<<<<
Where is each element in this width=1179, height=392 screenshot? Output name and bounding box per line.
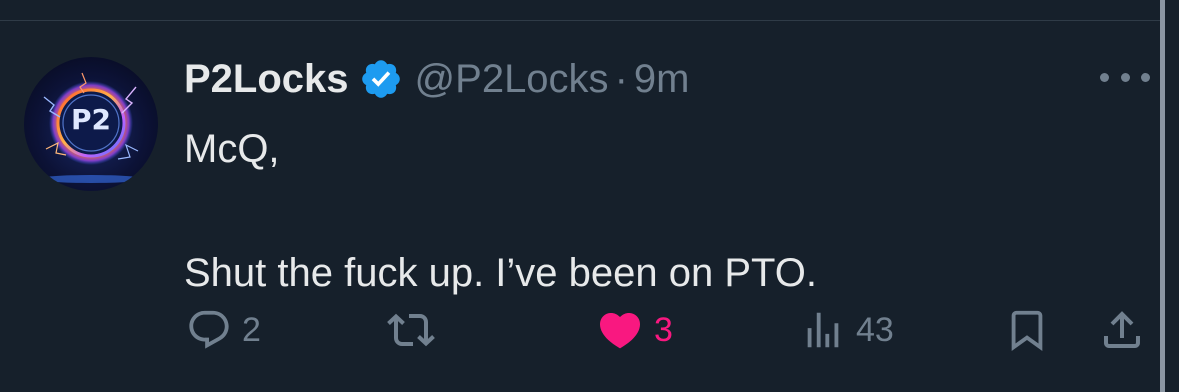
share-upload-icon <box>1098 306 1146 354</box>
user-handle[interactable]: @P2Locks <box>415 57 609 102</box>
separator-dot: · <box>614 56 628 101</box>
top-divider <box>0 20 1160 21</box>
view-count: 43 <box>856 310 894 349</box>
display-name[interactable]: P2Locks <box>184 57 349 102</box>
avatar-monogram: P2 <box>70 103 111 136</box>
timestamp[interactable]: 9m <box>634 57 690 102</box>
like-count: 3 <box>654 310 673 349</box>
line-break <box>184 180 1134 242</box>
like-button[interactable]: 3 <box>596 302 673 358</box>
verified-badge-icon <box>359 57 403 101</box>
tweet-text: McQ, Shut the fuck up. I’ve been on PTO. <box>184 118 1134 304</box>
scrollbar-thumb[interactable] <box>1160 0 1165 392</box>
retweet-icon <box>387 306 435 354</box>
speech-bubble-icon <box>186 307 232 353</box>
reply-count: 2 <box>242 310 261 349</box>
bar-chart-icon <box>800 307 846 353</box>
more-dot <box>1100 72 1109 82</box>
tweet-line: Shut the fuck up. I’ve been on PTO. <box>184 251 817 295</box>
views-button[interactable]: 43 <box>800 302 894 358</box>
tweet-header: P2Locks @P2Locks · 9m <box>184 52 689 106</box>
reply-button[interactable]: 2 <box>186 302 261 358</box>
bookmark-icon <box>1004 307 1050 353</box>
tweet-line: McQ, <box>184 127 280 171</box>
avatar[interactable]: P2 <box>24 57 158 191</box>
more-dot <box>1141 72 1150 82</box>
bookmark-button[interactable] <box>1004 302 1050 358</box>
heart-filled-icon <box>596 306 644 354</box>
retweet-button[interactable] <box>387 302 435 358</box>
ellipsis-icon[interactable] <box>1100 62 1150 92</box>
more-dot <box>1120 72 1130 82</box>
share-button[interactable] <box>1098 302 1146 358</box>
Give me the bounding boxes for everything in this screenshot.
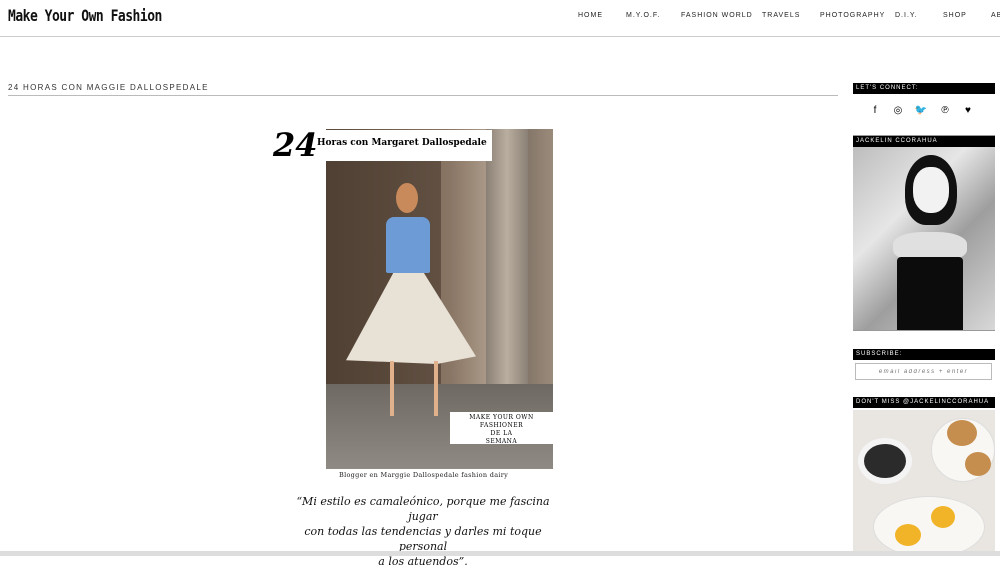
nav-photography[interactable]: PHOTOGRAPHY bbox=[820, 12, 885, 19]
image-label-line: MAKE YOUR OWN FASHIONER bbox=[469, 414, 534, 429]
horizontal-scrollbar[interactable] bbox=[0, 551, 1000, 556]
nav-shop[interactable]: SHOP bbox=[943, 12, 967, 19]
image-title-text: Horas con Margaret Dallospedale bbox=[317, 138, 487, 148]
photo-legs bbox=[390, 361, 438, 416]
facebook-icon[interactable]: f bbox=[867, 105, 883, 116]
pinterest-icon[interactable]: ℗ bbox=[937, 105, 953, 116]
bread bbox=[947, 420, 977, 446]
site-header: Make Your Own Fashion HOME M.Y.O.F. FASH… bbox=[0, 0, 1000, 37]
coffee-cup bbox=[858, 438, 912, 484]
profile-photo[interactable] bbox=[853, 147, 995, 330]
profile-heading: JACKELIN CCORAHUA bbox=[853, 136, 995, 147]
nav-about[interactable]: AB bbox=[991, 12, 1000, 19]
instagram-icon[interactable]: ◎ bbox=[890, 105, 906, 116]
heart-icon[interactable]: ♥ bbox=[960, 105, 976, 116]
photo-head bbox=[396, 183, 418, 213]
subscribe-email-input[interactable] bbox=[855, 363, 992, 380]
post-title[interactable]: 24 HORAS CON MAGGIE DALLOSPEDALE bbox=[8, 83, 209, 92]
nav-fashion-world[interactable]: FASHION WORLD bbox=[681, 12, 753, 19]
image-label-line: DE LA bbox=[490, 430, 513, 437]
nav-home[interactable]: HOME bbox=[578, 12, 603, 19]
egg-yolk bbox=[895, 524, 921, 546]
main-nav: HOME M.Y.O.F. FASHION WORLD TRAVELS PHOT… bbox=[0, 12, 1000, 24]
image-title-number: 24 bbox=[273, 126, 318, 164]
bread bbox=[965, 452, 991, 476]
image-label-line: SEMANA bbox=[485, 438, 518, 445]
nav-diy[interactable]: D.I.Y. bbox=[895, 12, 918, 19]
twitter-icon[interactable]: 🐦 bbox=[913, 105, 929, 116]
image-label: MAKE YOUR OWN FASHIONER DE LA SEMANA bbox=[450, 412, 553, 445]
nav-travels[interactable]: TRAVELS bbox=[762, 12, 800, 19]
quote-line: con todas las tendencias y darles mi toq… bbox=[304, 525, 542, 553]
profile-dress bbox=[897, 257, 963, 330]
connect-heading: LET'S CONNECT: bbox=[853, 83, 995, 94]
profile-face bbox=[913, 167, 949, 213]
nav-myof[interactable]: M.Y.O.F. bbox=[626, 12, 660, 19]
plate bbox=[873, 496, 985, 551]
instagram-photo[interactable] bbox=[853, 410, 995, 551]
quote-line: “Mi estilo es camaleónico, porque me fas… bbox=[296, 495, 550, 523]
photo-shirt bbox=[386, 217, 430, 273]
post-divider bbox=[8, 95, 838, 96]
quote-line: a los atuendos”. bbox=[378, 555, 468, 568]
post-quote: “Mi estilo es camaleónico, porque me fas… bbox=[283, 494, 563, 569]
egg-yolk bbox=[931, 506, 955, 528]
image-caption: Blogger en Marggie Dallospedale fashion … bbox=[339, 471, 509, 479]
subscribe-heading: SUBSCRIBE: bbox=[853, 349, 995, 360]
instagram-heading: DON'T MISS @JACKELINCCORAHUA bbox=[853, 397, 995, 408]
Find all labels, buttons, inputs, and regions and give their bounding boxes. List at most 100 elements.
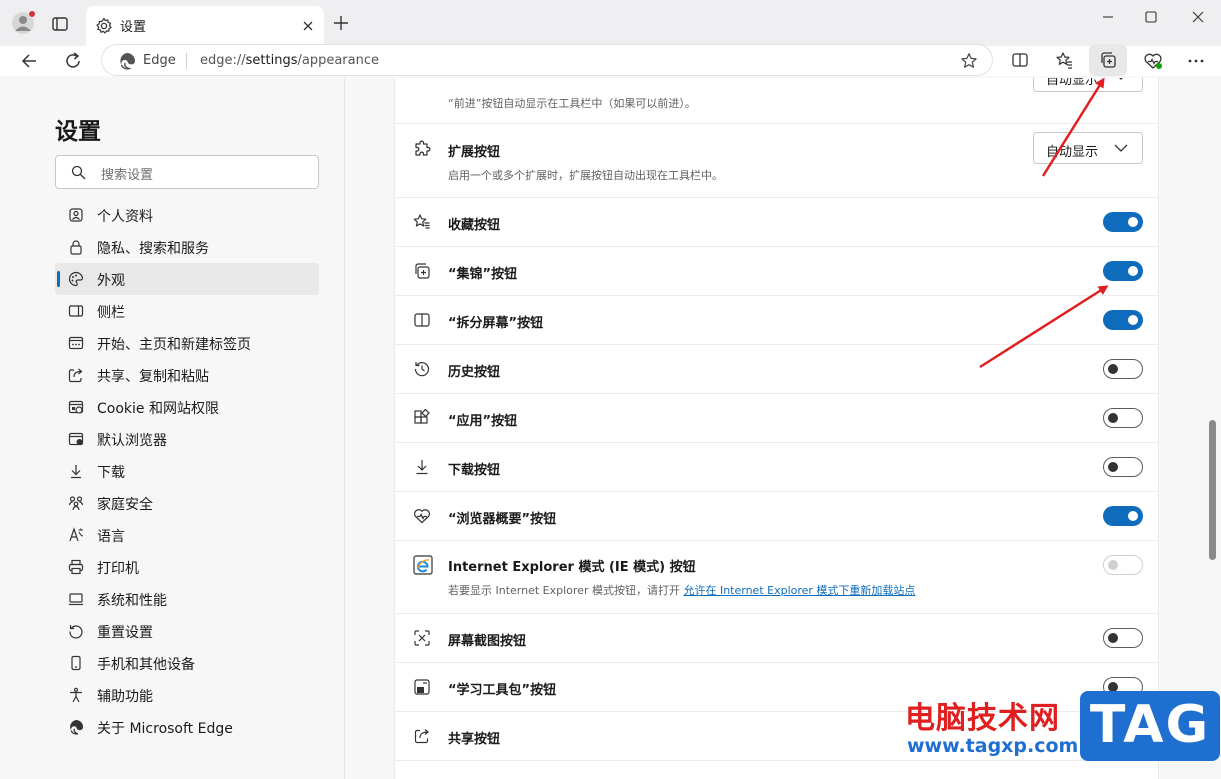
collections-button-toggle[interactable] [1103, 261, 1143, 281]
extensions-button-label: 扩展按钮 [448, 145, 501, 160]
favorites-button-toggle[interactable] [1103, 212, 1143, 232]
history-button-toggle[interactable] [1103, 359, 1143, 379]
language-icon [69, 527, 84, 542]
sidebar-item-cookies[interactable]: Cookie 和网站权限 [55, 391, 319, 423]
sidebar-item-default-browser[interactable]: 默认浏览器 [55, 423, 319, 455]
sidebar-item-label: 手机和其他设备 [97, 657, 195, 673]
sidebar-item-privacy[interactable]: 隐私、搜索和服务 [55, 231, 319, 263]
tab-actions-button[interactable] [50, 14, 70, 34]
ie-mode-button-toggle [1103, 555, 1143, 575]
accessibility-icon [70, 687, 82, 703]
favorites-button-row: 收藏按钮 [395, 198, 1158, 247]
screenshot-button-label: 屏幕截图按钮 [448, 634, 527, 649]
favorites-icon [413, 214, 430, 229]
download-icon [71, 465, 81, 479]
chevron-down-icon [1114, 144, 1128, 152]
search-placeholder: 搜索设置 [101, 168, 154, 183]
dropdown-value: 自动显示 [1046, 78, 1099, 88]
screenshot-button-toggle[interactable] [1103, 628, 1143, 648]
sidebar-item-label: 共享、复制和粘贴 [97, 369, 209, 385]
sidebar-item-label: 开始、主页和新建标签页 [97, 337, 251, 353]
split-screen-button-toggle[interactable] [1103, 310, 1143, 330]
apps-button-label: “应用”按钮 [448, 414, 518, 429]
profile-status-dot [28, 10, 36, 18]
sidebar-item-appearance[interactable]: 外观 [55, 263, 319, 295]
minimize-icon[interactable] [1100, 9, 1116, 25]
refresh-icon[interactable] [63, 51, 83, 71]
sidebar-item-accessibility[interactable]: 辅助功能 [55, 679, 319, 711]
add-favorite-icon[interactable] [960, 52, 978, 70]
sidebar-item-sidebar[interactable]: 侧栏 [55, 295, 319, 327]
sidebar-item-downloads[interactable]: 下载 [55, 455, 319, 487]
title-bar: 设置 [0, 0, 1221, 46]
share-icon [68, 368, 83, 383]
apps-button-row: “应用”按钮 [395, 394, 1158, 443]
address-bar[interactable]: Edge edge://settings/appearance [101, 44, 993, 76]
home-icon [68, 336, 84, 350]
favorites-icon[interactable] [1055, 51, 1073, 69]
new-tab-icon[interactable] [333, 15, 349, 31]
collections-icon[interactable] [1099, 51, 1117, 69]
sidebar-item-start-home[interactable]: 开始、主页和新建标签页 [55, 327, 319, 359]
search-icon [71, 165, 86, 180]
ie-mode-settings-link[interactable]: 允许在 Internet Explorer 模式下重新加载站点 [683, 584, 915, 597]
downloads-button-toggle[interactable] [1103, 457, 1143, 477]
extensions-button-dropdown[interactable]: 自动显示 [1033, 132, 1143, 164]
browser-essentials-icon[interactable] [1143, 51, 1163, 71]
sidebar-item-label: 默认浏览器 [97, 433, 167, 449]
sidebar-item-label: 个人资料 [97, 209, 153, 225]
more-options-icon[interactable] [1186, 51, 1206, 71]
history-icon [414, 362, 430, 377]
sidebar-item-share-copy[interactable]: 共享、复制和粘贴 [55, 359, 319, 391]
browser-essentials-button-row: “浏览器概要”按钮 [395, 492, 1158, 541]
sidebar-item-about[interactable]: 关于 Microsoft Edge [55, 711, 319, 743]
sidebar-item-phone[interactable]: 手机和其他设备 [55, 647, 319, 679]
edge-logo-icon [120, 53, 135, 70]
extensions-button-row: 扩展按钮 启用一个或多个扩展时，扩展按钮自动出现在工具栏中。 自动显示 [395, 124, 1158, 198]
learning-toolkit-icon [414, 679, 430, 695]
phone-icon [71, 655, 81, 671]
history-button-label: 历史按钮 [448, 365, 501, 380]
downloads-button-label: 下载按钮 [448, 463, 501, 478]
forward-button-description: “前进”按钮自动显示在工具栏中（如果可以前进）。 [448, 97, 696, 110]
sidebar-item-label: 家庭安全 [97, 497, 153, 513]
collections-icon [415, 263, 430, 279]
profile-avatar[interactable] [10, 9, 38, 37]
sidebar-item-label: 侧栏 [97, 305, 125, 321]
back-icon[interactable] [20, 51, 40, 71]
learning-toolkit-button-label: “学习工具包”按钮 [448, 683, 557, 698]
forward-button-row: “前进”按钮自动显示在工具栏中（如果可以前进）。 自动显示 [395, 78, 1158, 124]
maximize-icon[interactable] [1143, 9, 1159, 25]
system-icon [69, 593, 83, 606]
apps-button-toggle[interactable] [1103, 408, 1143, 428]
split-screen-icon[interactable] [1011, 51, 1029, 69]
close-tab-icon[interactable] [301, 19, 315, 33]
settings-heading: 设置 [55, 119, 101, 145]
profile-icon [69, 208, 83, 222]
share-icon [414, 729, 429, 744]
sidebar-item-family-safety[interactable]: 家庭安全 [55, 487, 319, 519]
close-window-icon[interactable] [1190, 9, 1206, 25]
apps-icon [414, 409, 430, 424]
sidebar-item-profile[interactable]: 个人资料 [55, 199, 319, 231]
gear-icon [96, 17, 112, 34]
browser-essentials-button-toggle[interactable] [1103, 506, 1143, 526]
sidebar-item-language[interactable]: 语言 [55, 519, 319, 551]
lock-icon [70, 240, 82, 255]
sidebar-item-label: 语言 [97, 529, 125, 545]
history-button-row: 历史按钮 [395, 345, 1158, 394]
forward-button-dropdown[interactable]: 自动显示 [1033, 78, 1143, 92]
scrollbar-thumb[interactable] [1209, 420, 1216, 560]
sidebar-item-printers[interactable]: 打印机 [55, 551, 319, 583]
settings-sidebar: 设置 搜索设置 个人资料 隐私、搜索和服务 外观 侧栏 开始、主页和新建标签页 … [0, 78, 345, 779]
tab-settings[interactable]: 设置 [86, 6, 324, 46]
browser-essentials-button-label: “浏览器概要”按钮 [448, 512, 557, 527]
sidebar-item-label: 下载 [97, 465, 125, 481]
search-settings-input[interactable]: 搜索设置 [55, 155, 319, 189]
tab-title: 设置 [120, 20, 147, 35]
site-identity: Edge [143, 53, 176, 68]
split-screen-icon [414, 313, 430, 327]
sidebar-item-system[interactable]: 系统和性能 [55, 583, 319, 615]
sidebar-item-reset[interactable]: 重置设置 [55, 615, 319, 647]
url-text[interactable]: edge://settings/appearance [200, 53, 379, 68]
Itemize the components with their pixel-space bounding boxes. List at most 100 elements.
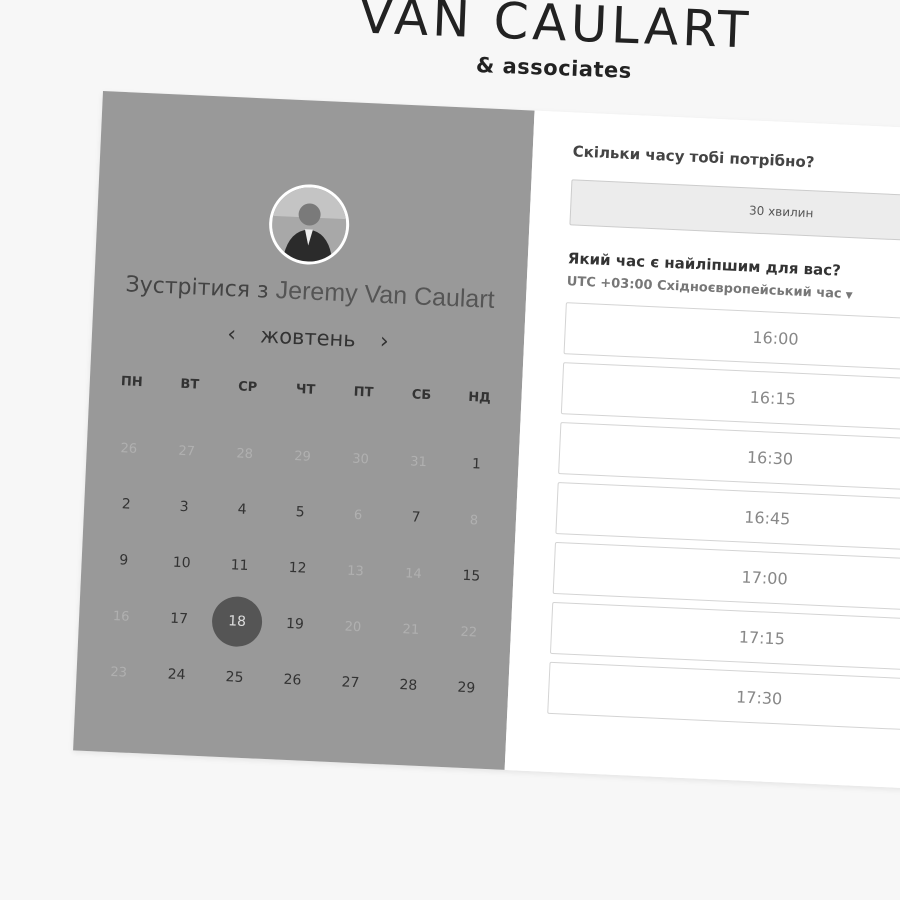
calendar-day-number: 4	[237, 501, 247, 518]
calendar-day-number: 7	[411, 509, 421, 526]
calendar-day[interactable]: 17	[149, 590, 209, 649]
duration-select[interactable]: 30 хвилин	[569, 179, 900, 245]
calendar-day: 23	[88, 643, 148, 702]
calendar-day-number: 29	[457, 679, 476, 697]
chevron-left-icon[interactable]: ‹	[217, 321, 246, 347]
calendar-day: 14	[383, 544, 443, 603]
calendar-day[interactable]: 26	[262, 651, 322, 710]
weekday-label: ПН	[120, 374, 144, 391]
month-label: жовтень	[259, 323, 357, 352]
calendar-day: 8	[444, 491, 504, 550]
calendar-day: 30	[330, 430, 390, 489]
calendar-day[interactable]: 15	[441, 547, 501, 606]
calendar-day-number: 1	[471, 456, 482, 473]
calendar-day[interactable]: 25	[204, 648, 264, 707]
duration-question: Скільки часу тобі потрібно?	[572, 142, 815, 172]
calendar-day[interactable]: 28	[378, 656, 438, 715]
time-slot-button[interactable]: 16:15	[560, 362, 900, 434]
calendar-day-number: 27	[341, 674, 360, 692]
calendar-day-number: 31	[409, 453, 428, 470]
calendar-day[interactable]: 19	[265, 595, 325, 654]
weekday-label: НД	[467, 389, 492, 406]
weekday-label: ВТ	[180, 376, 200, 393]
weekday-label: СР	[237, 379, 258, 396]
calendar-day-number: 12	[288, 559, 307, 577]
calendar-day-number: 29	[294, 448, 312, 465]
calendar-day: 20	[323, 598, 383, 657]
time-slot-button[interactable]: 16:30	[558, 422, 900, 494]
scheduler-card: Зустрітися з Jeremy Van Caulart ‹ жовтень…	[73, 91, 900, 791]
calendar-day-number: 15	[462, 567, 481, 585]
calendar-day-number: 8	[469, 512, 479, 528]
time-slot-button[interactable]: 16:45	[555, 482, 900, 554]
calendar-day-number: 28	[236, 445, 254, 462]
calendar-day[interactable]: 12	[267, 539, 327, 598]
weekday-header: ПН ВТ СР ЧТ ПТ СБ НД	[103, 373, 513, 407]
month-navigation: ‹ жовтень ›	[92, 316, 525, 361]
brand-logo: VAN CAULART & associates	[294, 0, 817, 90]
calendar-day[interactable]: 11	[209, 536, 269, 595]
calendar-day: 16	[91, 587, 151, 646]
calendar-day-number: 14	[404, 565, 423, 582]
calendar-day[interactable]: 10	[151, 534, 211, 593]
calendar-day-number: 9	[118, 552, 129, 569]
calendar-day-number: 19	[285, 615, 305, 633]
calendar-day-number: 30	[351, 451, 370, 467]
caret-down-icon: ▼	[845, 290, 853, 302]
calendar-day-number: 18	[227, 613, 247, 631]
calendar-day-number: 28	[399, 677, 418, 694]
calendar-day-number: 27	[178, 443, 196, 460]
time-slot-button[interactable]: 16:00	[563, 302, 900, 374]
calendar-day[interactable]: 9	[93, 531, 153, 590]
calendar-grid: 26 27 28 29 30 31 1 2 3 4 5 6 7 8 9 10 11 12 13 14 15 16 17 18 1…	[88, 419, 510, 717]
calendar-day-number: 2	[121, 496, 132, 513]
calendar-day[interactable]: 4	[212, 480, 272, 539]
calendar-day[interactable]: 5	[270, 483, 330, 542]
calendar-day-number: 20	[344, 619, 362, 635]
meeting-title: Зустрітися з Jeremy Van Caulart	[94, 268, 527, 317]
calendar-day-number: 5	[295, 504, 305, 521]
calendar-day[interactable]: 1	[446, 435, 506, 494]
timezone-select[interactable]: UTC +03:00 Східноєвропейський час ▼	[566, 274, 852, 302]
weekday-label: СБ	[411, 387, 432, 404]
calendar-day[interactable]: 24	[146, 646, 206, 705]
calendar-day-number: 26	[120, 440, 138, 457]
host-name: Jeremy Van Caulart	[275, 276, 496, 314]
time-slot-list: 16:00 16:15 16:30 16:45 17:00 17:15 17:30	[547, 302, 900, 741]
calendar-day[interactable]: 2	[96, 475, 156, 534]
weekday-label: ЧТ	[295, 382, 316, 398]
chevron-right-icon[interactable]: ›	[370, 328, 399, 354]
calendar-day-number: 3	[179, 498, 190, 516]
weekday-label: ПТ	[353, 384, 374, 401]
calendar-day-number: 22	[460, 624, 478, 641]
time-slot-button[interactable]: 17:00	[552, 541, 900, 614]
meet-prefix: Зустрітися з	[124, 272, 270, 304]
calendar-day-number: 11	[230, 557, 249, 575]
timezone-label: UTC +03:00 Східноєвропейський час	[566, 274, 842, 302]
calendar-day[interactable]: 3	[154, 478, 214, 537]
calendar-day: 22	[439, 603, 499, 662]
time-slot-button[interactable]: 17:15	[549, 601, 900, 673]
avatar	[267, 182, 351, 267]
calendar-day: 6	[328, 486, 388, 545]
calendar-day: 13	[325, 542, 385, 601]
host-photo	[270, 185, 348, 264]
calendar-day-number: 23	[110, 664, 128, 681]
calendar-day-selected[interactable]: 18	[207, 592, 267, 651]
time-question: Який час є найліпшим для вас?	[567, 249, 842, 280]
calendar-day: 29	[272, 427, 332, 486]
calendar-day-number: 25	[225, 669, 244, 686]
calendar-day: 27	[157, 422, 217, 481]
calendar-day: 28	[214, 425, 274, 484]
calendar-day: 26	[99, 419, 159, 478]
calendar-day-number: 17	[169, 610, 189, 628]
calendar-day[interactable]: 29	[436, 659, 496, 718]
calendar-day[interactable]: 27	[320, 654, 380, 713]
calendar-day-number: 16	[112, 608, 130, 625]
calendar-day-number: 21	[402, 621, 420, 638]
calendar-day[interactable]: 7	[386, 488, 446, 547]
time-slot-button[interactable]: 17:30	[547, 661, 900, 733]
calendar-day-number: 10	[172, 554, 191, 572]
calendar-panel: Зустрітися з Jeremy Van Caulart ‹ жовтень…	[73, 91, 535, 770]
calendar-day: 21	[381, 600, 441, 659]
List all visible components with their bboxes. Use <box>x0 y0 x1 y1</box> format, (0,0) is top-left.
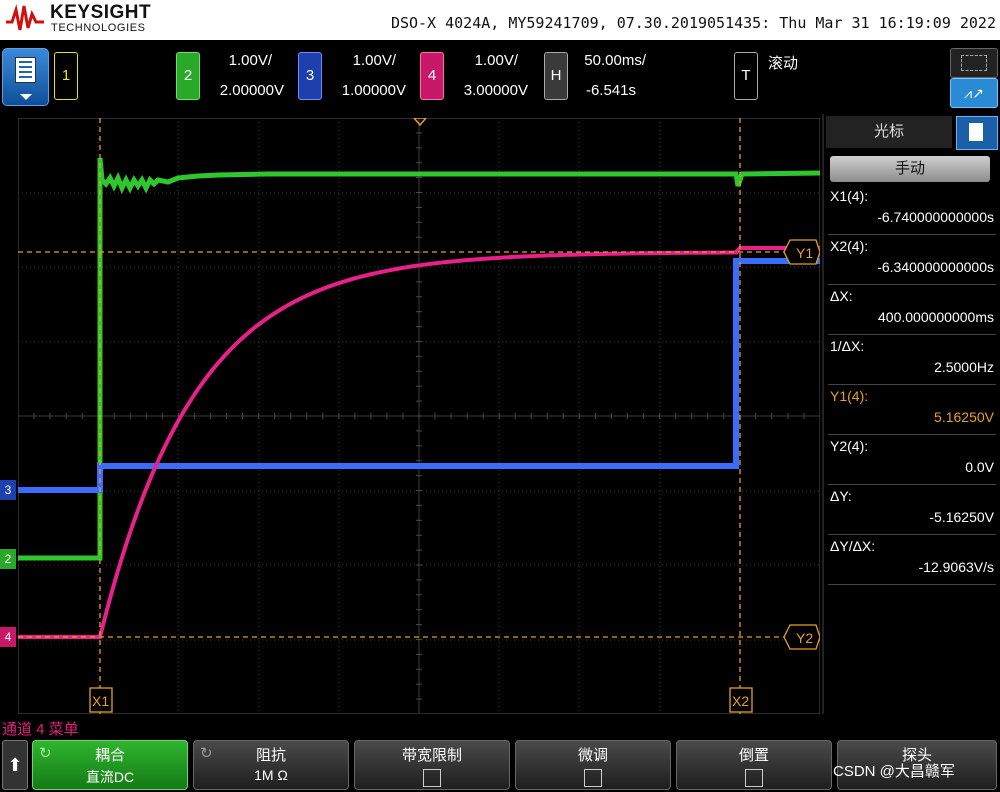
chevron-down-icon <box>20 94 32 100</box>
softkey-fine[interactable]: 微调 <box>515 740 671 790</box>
>>>>
Written request =
Copy everything from the row containing "share-upload-icon <box>1098 306" down to the row containing "more-dot <box>1120 72 1130 82</box>", with both of those rows included, reproducing each row exactly.

The solution =
share-upload-icon <box>1098 306 1146 354</box>
user-handle[interactable]: @P2Locks <box>415 57 609 102</box>
separator-dot: · <box>614 56 628 101</box>
top-divider <box>0 20 1160 21</box>
view-count: 43 <box>856 310 894 349</box>
display-name[interactable]: P2Locks <box>184 57 349 102</box>
avatar-monogram: P2 <box>70 103 111 136</box>
timestamp[interactable]: 9m <box>634 57 690 102</box>
like-count: 3 <box>654 310 673 349</box>
line-break <box>184 180 1134 242</box>
like-button[interactable]: 3 <box>596 302 673 358</box>
verified-badge-icon <box>359 57 403 101</box>
tweet-text: McQ, Shut the fuck up. I’ve been on PTO. <box>184 118 1134 304</box>
scrollbar-thumb[interactable] <box>1160 0 1165 392</box>
retweet-icon <box>387 306 435 354</box>
speech-bubble-icon <box>186 307 232 353</box>
reply-count: 2 <box>242 310 261 349</box>
bar-chart-icon <box>800 307 846 353</box>
more-dot <box>1100 72 1109 82</box>
tweet-line: Shut the fuck up. I’ve been on PTO. <box>184 251 817 295</box>
views-button[interactable]: 43 <box>800 302 894 358</box>
tweet-header: P2Locks @P2Locks · 9m <box>184 52 689 106</box>
reply-button[interactable]: 2 <box>186 302 261 358</box>
bookmark-icon <box>1004 307 1050 353</box>
tweet-line: McQ, <box>184 127 280 171</box>
avatar[interactable]: P2 <box>24 57 158 191</box>
more-dot <box>1141 72 1150 82</box>
bookmark-button[interactable] <box>1004 302 1050 358</box>
heart-filled-icon <box>596 306 644 354</box>
retweet-button[interactable] <box>387 302 435 358</box>
ellipsis-icon[interactable] <box>1100 62 1150 92</box>
more-dot <box>1120 72 1130 82</box>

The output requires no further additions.